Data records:
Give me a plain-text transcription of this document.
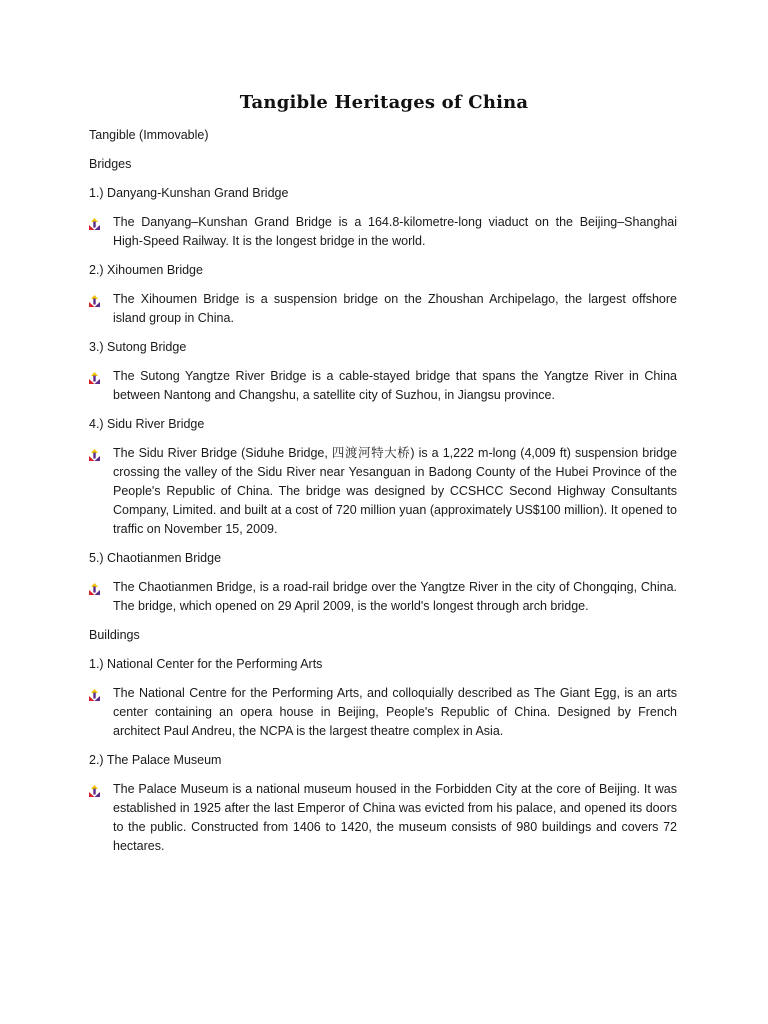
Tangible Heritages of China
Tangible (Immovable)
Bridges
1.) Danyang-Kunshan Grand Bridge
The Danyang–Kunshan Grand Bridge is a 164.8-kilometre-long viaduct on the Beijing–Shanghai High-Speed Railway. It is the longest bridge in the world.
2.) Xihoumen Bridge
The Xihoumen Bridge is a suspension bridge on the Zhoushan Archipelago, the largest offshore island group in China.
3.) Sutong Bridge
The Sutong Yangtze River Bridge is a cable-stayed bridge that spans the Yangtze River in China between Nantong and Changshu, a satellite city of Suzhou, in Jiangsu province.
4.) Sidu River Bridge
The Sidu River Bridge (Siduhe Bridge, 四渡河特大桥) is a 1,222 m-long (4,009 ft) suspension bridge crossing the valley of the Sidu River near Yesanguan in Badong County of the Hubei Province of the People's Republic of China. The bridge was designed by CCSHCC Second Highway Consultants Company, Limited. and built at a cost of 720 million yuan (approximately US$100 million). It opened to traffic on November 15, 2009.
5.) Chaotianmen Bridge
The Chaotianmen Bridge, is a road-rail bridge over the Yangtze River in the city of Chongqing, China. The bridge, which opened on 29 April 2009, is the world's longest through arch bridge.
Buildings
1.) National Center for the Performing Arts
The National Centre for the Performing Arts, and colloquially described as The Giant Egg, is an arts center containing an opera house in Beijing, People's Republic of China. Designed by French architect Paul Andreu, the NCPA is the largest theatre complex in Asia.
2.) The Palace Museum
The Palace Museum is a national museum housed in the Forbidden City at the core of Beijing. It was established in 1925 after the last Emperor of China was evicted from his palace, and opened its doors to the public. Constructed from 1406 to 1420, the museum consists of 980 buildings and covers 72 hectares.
==
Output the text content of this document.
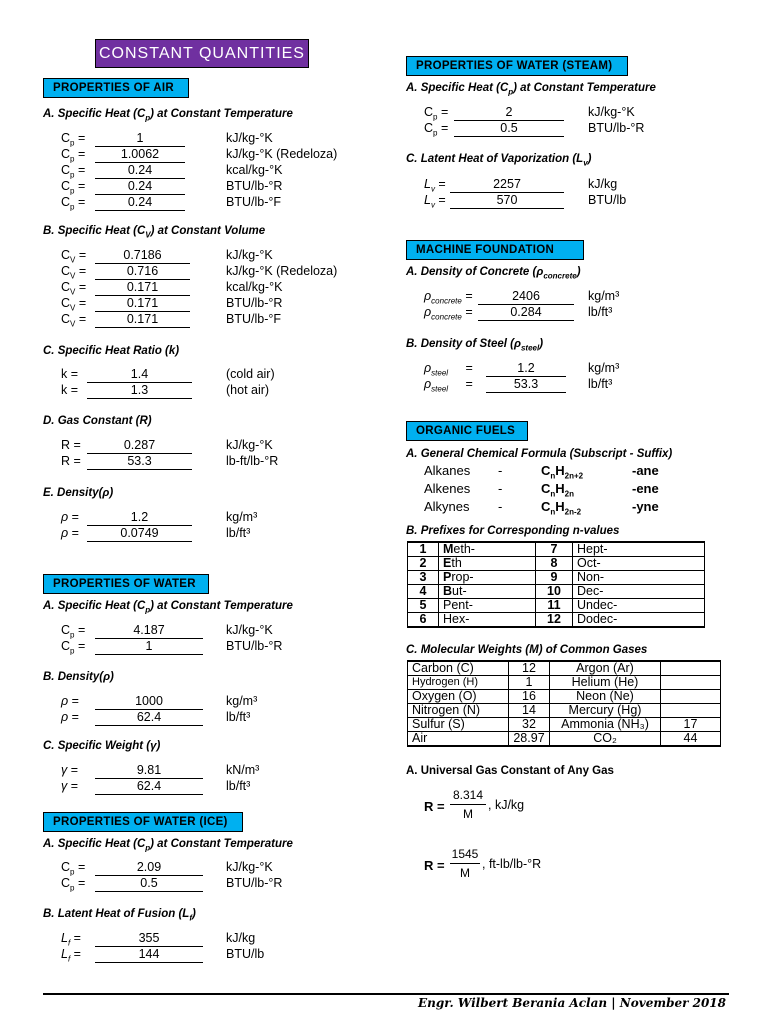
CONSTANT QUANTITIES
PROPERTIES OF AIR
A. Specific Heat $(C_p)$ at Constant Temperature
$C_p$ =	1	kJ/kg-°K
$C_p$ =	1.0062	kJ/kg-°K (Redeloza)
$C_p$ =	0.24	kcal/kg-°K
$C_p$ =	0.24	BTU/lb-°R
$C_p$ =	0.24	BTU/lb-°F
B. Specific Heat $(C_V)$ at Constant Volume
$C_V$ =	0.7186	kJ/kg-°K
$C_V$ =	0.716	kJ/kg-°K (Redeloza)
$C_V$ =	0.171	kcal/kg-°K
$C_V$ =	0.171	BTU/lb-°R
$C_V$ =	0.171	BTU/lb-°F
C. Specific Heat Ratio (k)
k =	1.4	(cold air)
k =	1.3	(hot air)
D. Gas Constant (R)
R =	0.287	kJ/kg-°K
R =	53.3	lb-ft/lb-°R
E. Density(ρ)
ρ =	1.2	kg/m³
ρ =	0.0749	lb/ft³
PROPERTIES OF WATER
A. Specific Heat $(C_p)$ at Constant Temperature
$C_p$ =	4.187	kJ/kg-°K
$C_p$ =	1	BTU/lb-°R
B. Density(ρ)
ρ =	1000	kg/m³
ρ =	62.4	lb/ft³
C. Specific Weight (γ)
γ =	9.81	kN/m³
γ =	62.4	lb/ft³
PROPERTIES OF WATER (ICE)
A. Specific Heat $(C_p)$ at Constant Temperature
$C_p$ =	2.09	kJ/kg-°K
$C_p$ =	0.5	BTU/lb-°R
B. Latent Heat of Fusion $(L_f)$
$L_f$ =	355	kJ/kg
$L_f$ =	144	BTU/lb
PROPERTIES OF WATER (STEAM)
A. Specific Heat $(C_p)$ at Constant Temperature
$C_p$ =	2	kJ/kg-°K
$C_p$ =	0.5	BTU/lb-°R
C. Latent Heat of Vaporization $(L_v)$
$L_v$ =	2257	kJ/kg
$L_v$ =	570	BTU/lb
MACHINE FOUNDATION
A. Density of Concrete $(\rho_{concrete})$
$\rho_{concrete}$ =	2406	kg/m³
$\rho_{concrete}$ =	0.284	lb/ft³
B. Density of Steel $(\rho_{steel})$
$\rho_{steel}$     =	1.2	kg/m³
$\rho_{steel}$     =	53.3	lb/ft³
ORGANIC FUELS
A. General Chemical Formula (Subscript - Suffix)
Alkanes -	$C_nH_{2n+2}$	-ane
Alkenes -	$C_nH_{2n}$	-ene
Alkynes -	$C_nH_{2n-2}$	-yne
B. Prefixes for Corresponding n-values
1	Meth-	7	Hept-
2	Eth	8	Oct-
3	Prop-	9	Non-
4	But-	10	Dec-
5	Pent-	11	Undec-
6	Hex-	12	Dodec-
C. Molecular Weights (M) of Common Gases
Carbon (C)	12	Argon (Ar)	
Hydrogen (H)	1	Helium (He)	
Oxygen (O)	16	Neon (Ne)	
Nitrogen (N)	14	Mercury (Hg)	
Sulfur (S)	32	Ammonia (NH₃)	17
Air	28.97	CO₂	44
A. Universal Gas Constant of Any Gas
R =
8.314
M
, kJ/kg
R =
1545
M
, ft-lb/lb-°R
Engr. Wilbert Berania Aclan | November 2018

## [Written request]
Check each line above for "November" and return the ones that have it.

## [Result below]
The Sidu River Bridge (Siduhe Bridge, 四渡河特大桥) is a 1,222 m-long (4,009 ft) suspension bridge crossing the valley of the Sidu River near Yesanguan in Badong County of the Hubei Province of the People's Republic of China. The bridge was designed by CCSHCC Second Highway Consultants Company, Limited. and built at a cost of 720 million yuan (approximately US$100 million). It opened to traffic on November 15, 2009.
Engr. Wilbert Berania Aclan | November 2018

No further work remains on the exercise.